# Given request 1
List every phrase that appears in quotation marks in the court opinion excerpt below.

# Document section
____________________
She also feared that if she told anyone, the family would be split up and she would be taken away
from her mother.
DW finally disclosed the abuse to her sister, CW, in January 2017, during the after-school
program when girls would sit in a circle and talk about things. DW addressed the topic of
inappropriate touching because she wanted to know if CW was also abused. After discussing the
issue with the counselor, DW attended a forensic interview. DW noted that she was uncomfortable
during the interview and did not want to discuss the abuse.
At trial, the counselor also testified that she attended a group social setting during which
women and girls gathered to discuss social and emotional aspects of their lives. On January 24,
2017, DW expressed “possible allegations of sexual abuse” by someone who lived in the house
with her. The counselor noted that DW volunteered this information and was not being asked
about it when she disclosed it. Apparently, the general conversation addressing influence
“triggered” DW’s report. When the counselor inquired further, DW stated that it was not
happening currently, but it did happen some time ago. The counselor testified that DW was “really
emotional,” “cried a lot that day,” and was in denial. The counselor notified DW’s parents of the
information and opined that they were “shocked.”
In addition to the testimony of DW and CW, the prosecutor introduced evidence of
defendant’s prior conviction of criminal sexual conduct. Through the testimony of the
investigating officer and a prior victim, the jury learned of other acts of sexual abuse defendant
committed upon family members.
____________________
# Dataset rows
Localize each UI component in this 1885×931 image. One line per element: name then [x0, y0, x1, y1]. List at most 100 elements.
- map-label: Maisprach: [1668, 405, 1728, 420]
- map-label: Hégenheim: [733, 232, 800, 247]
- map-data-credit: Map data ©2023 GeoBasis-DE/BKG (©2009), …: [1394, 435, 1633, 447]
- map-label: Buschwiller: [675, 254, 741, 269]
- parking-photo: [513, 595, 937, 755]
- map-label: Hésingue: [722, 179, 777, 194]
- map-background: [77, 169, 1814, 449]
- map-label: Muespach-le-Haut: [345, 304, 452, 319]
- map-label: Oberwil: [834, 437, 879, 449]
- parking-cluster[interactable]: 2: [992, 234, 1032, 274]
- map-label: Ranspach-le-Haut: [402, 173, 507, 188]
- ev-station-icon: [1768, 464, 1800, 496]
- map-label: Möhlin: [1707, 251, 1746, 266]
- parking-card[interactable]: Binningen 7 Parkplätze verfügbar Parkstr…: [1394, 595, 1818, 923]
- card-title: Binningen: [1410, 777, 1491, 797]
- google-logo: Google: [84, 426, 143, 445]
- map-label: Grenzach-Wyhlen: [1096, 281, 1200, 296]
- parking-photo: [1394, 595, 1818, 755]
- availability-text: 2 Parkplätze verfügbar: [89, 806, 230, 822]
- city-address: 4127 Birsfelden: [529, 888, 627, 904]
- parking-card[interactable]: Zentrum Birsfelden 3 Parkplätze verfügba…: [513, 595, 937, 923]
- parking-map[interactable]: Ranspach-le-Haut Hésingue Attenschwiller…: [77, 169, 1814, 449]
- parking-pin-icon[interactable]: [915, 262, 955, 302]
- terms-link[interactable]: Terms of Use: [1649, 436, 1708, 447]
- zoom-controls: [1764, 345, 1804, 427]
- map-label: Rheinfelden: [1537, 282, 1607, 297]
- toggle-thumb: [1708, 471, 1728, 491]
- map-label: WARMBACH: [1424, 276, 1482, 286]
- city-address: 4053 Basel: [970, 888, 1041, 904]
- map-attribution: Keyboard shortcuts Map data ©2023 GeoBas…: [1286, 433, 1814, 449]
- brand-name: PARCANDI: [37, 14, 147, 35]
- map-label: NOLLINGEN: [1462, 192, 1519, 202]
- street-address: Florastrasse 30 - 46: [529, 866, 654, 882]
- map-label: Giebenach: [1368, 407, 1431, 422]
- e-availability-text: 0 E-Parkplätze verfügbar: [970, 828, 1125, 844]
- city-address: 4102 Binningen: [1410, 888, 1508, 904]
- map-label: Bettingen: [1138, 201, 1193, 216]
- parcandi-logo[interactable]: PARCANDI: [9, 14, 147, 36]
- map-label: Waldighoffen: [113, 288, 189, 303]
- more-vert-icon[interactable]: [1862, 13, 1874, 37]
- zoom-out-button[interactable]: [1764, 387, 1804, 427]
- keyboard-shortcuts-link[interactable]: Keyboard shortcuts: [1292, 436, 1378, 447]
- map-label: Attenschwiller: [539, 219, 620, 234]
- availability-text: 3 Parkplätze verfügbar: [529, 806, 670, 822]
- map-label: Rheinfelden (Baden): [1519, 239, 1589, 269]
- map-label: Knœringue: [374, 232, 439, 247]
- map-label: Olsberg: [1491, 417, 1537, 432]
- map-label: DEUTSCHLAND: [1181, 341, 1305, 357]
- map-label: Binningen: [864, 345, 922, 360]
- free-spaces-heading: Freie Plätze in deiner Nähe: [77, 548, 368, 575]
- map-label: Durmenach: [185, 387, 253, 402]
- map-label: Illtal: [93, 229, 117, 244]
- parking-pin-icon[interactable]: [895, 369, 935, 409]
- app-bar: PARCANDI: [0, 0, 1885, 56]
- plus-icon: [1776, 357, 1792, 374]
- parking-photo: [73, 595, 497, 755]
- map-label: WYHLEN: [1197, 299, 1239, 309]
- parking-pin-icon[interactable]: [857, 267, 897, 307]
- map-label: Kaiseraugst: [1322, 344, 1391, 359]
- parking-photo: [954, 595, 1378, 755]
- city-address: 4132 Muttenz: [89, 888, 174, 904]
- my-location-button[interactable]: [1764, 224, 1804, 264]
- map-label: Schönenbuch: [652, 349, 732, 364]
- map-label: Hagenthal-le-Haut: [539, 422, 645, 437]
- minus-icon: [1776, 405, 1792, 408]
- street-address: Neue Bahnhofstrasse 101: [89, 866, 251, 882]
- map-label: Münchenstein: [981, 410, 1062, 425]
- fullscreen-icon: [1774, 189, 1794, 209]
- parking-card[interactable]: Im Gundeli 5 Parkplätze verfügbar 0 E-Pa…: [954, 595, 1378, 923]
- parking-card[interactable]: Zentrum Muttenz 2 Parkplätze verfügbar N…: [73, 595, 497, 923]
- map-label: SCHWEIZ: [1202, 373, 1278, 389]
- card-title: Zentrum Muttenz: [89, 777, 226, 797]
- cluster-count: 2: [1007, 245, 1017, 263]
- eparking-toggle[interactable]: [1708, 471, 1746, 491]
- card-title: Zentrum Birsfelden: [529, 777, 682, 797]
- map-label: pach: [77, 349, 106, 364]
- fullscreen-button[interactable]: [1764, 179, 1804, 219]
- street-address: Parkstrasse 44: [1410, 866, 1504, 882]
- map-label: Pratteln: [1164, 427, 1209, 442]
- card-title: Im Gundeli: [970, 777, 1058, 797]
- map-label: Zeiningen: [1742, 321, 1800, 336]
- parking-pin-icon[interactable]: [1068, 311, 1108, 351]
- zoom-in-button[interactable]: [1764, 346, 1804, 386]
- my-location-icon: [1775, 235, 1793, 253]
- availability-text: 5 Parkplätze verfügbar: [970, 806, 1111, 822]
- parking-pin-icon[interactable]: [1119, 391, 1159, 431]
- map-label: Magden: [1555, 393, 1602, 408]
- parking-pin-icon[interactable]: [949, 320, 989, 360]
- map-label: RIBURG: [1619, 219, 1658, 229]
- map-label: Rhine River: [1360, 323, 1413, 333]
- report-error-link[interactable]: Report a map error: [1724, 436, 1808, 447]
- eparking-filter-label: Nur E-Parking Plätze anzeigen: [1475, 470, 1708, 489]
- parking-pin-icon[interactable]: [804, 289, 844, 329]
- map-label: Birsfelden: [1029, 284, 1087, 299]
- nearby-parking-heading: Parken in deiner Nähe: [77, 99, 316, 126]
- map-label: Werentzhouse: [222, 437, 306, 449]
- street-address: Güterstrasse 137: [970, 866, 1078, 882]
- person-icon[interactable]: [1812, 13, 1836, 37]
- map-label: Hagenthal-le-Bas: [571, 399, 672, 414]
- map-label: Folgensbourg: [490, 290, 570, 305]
____________________
# Given request 2
Find and copy each line of the dataset rows above that contains the string "Rheinfelden".

# Task solution 1
- possible allegations of sexual abuse
- triggered
- really emotional
- cried a lot that day
- shocked

# Task solution 2
- map-label: Rheinfelden: [1537, 282, 1607, 297]
- map-label: Rheinfelden (Baden): [1519, 239, 1589, 269]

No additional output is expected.